- _Work required_
Hunt for the word "name" across the entries below, copying each line that holds it.

- _Data for the task_

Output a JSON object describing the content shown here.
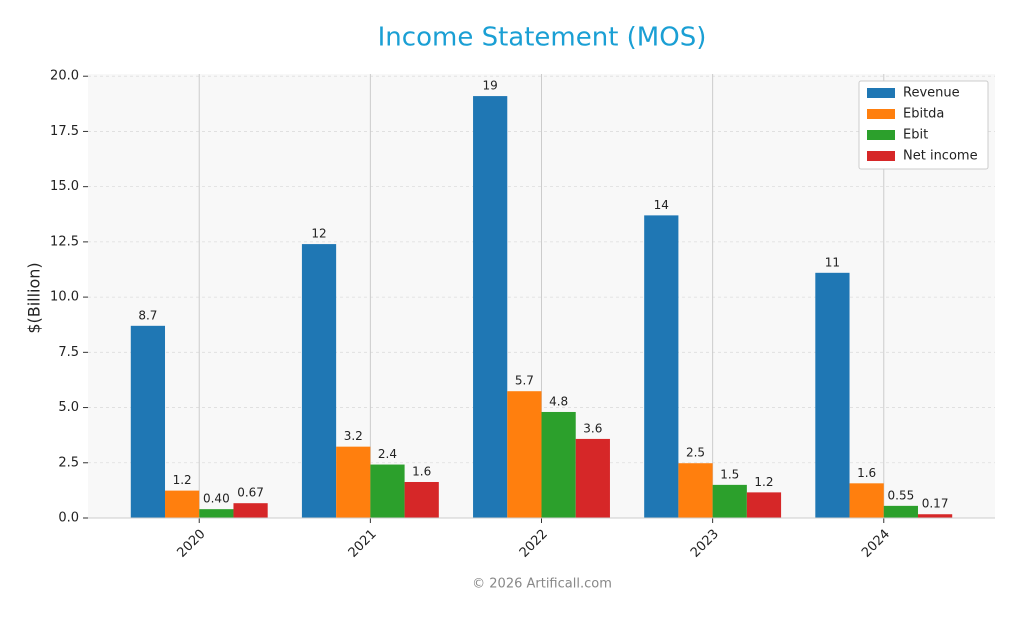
{
  "chart_data": {
    "type": "bar",
    "title": "Income Statement (MOS)",
    "y_label": "$(Billion)",
    "footer": "© 2026 Artificall.com",
    "categories": [
      "2020",
      "2021",
      "2022",
      "2023",
      "2024"
    ],
    "series": [
      {
        "name": "Revenue",
        "color": "#1f77b4",
        "values": [
          8.7,
          12.4,
          19.1,
          13.7,
          11.1
        ],
        "value_labels": [
          "8.7",
          "12",
          "19",
          "14",
          "11"
        ]
      },
      {
        "name": "Ebitda",
        "color": "#ff7f0e",
        "values": [
          1.24,
          3.23,
          5.74,
          2.48,
          1.57
        ],
        "value_labels": [
          "1.2",
          "3.2",
          "5.7",
          "2.5",
          "1.6"
        ]
      },
      {
        "name": "Ebit",
        "color": "#2ca02c",
        "values": [
          0.4,
          2.42,
          4.8,
          1.5,
          0.55
        ],
        "value_labels": [
          "0.40",
          "2.4",
          "4.8",
          "1.5",
          "0.55"
        ]
      },
      {
        "name": "Net income",
        "color": "#d62728",
        "values": [
          0.67,
          1.63,
          3.58,
          1.16,
          0.17
        ],
        "value_labels": [
          "0.67",
          "1.6",
          "3.6",
          "1.2",
          "0.17"
        ]
      }
    ],
    "ylim": [
      0,
      20.1
    ],
    "yticks": [
      {
        "value": 0,
        "label": "0.0"
      },
      2.5,
      {
        "value": 5,
        "label": "5.0"
      },
      7.5,
      {
        "value": 10,
        "label": "10.0"
      },
      12.5,
      {
        "value": 15,
        "label": "15.0"
      },
      17.5,
      {
        "value": 20,
        "label": "20.0"
      }
    ],
    "grid": true,
    "legend": "upper right"
  }
}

- _Completed task_
        "name": "Revenue",
        "name": "Ebitda",
        "name": "Ebit",
        "name": "Net income",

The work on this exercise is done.